In addition, the islands don’t have much interaction with each other, with Oahu being the most populated and featuring a more modern atmosphere that the other islands may not want for themselves, Gordner said.

Local Versus State

When it comes to zoning laws, local governments don’t always welcome state officials telling them what to do, according to Annette Mann Bourne, director of Research and Policy at HousingWorksRI (HWRI) at Roger Williams University in Rhode Island. 

“There is an unspoken tension between zoning being a local matter and any imposition or even interest by the state is viewed kind of suspiciously,” Bourne said.

Bourne is leading the team in Rhode Island coming up with that state’s zoning atlas. The team will present its work to date at GrowSmartRi’s “Power of Place Summit” later in the month. 

Bourne said decisions made around zoning are many times based on the “who knows who” mentality.

“We are stifling ourselves if we continue with that kind of pattern,” Bourne said.

HWRI releases a Housing Fact Book every year. The document outlines housing affordability data for the state’s 39 cities and towns.

The 2021 fact book describes how high unemployment during the pandemic and a historic increase in the cost of housing sharply defined Rhode Island’s economic outlook at the end of 2020, and beginning of 2021.

========

- _What the exercise asks_: Reproduce verbatim the stretch of the zoning passage from "When it comes" through "cities and towns.".

========

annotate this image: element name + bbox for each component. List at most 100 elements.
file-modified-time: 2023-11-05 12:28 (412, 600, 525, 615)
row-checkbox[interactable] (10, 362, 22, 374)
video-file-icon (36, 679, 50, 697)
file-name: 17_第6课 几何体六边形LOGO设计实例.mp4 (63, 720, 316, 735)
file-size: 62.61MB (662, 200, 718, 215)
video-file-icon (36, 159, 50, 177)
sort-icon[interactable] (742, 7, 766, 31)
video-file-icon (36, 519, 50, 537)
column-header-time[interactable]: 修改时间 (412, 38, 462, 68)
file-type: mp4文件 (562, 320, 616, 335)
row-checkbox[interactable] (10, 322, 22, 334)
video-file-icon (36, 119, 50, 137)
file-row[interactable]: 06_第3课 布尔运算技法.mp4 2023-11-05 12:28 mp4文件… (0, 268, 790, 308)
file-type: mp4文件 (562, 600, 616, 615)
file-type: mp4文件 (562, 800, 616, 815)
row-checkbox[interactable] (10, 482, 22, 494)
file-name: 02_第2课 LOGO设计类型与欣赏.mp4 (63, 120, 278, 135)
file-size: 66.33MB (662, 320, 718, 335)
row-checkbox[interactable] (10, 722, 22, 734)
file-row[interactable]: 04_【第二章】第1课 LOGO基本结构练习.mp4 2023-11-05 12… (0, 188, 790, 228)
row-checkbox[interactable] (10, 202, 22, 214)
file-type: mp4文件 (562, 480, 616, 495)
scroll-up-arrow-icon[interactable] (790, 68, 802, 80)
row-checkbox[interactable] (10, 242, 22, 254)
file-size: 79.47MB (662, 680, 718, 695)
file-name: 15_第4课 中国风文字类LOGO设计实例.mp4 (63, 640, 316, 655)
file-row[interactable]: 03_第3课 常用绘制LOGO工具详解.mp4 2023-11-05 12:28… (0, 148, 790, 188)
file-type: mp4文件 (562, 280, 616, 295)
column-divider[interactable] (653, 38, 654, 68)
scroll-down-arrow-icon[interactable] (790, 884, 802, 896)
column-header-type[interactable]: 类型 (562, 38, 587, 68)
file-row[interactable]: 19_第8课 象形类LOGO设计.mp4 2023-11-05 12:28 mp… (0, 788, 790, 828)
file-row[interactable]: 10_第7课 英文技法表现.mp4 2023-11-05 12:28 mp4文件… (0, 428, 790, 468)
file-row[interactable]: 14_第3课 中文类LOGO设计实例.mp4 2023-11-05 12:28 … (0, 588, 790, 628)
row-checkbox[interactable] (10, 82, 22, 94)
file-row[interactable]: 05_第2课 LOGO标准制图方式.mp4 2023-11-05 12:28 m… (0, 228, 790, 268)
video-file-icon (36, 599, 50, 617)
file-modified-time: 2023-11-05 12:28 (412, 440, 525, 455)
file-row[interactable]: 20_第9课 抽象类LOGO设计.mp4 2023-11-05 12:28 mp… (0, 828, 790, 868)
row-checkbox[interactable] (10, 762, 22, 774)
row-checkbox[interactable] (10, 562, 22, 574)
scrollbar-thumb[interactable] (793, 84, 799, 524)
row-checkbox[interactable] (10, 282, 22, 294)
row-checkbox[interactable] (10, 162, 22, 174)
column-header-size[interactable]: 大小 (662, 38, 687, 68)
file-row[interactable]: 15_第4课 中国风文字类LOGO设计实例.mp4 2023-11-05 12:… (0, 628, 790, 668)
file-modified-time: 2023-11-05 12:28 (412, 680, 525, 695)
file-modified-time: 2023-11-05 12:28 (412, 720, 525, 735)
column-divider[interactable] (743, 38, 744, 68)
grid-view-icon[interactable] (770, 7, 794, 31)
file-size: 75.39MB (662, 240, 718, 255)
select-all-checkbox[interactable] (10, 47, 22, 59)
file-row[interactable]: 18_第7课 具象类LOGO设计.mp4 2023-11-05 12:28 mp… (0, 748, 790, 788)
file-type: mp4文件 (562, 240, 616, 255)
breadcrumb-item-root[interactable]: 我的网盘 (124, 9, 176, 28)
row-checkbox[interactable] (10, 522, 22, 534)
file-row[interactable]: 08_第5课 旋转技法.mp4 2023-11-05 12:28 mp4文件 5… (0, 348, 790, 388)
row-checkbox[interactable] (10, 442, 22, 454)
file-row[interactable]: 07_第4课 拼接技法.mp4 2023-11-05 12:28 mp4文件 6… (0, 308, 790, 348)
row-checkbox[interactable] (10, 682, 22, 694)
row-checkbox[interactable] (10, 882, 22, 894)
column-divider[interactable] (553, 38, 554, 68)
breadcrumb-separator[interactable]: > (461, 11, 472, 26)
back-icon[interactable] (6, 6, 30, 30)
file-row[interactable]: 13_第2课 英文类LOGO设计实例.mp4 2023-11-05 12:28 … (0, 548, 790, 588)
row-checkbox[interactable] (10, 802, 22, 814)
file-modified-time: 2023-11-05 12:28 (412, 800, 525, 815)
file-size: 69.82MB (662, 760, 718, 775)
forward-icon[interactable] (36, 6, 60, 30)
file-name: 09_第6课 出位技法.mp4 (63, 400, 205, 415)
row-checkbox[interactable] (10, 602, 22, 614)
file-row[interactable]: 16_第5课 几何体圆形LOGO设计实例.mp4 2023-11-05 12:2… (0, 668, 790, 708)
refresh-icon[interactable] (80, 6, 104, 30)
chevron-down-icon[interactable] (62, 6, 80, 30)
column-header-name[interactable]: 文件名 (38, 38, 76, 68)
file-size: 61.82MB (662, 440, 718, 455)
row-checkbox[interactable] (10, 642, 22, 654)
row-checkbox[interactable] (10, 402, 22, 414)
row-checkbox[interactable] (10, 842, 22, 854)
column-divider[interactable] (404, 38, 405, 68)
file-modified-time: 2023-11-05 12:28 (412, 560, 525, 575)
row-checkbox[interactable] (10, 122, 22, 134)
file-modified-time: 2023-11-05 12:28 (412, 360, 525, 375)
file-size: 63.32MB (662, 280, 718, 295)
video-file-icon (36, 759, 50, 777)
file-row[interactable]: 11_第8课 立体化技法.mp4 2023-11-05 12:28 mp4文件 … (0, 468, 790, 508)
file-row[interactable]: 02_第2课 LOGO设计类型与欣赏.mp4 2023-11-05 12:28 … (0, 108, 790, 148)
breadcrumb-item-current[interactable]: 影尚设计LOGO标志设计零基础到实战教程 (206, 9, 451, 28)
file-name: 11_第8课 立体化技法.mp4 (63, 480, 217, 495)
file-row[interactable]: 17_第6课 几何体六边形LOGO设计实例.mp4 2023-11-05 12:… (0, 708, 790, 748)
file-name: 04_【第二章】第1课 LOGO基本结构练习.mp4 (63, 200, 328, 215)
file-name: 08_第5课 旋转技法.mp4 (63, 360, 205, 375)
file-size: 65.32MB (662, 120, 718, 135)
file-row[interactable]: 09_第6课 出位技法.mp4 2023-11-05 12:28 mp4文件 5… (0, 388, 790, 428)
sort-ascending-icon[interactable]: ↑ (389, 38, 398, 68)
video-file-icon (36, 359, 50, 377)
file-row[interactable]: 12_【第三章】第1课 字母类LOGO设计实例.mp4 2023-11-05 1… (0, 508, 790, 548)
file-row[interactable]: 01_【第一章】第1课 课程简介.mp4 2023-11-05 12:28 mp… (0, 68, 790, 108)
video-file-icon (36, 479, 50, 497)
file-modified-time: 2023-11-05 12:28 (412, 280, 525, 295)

========

- _Reply to the task_:
When it comes to zoning laws, local governments don’t always welcome state officials telling them what to do, according to Annette Mann Bourne, director of Research and Policy at HousingWorksRI (HWRI) at Roger Williams University in Rhode Island. 

“There is an unspoken tension between zoning being a local matter and any imposition or even interest by the state is viewed kind of suspiciously,” Bourne said.

Bourne is leading the team in Rhode Island coming up with that state’s zoning atlas. The team will present its work to date at GrowSmartRi’s “Power of Place Summit” later in the month. 

Bourne said decisions made around zoning are many times based on the “who knows who” mentality.

“We are stifling ourselves if we continue with that kind of pattern,” Bourne said.

HWRI releases a Housing Fact Book every year. The document outlines housing affordability data for the state’s 39 cities and towns.